> _Exercise_
Restate the entire listing word for word.

> _Provided information_
_ _ _ _ _

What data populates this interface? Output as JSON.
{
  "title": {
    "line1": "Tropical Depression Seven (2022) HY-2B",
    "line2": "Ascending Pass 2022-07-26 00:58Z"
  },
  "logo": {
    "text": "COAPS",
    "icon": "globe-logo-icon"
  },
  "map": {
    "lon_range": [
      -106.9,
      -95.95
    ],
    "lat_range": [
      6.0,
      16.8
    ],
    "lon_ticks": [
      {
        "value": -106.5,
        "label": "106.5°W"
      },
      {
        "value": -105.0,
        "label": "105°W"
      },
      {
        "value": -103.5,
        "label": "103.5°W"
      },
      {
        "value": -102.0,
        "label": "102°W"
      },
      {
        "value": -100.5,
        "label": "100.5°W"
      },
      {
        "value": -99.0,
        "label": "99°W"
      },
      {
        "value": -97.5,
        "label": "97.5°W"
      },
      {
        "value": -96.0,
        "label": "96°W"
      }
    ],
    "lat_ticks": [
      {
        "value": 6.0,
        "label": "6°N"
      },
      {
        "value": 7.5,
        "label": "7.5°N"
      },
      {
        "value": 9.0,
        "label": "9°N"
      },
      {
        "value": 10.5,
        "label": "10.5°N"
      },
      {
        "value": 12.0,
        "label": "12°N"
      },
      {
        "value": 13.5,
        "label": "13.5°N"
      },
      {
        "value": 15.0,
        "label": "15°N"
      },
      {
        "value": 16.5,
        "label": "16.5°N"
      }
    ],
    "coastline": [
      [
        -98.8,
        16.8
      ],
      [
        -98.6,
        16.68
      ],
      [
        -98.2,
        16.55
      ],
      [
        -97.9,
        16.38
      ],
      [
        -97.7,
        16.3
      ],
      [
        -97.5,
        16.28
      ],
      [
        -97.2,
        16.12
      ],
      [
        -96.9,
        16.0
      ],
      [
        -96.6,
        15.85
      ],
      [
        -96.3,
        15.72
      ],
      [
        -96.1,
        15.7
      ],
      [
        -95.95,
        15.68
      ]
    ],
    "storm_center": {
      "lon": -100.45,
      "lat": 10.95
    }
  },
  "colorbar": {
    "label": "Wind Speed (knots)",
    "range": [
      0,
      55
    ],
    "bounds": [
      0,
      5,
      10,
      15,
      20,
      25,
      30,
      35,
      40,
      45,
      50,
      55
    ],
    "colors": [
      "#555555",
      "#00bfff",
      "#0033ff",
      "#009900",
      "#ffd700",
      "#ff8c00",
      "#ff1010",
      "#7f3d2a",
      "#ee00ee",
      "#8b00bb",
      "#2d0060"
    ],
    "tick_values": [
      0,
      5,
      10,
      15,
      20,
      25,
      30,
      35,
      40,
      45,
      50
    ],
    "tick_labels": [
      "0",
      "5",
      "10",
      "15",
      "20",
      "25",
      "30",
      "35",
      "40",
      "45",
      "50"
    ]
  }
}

_ _ _ _ _

> _Answer to this exercise_
What data populates this interface? Output as JSON.
{
  "title": {
    "line1": "Tropical Depression Seven (2022) HY-2B",
    "line2": "Ascending Pass 2022-07-26 00:58Z"
  },
  "logo": {
    "text": "COAPS",
    "icon": "globe-logo-icon"
  },
  "map": {
    "lon_range": [
      -106.9,
      -95.95
    ],
    "lat_range": [
      6.0,
      16.8
    ],
    "lon_ticks": [
      {
        "value": -106.5,
        "label": "106.5°W"
      },
      {
        "value": -105.0,
        "label": "105°W"
      },
      {
        "value": -103.5,
        "label": "103.5°W"
      },
      {
        "value": -102.0,
        "label": "102°W"
      },
      {
        "value": -100.5,
        "label": "100.5°W"
      },
      {
        "value": -99.0,
        "label": "99°W"
      },
      {
        "value": -97.5,
        "label": "97.5°W"
      },
      {
        "value": -96.0,
        "label": "96°W"
      }
    ],
    "lat_ticks": [
      {
        "value": 6.0,
        "label": "6°N"
      },
      {
        "value": 7.5,
        "label": "7.5°N"
      },
      {
        "value": 9.0,
        "label": "9°N"
      },
      {
        "value": 10.5,
        "label": "10.5°N"
      },
      {
        "value": 12.0,
        "label": "12°N"
      },
      {
        "value": 13.5,
        "label": "13.5°N"
      },
      {
        "value": 15.0,
        "label": "15°N"
      },
      {
        "value": 16.5,
        "label": "16.5°N"
      }
    ],
    "coastline": [
      [
        -98.8,
        16.8
      ],
      [
        -98.6,
        16.68
      ],
      [
        -98.2,
        16.55
      ],
      [
        -97.9,
        16.38
      ],
      [
        -97.7,
        16.3
      ],
      [
        -97.5,
        16.28
      ],
      [
        -97.2,
        16.12
      ],
      [
        -96.9,
        16.0
      ],
      [
        -96.6,
        15.85
      ],
      [
        -96.3,
        15.72
      ],
      [
        -96.1,
        15.7
      ],
      [
        -95.95,
        15.68
      ]
    ],
    "storm_center": {
      "lon": -100.45,
      "lat": 10.95
    }
  },
  "colorbar": {
    "label": "Wind Speed (knots)",
    "range": [
      0,
      55
    ],
    "bounds": [
      0,
      5,
      10,
      15,
      20,
      25,
      30,
      35,
      40,
      45,
      50,
      55
    ],
    "colors": [
      "#555555",
      "#00bfff",
      "#0033ff",
      "#009900",
      "#ffd700",
      "#ff8c00",
      "#ff1010",
      "#7f3d2a",
      "#ee00ee",
      "#8b00bb",
      "#2d0060"
    ],
    "tick_values": [
      0,
      5,
      10,
      15,
      20,
      25,
      30,
      35,
      40,
      45,
      50
    ],
    "tick_labels": [
      "0",
      "5",
      "10",
      "15",
      "20",
      "25",
      "30",
      "35",
      "40",
      "45",
      "50"
    ]
  }
}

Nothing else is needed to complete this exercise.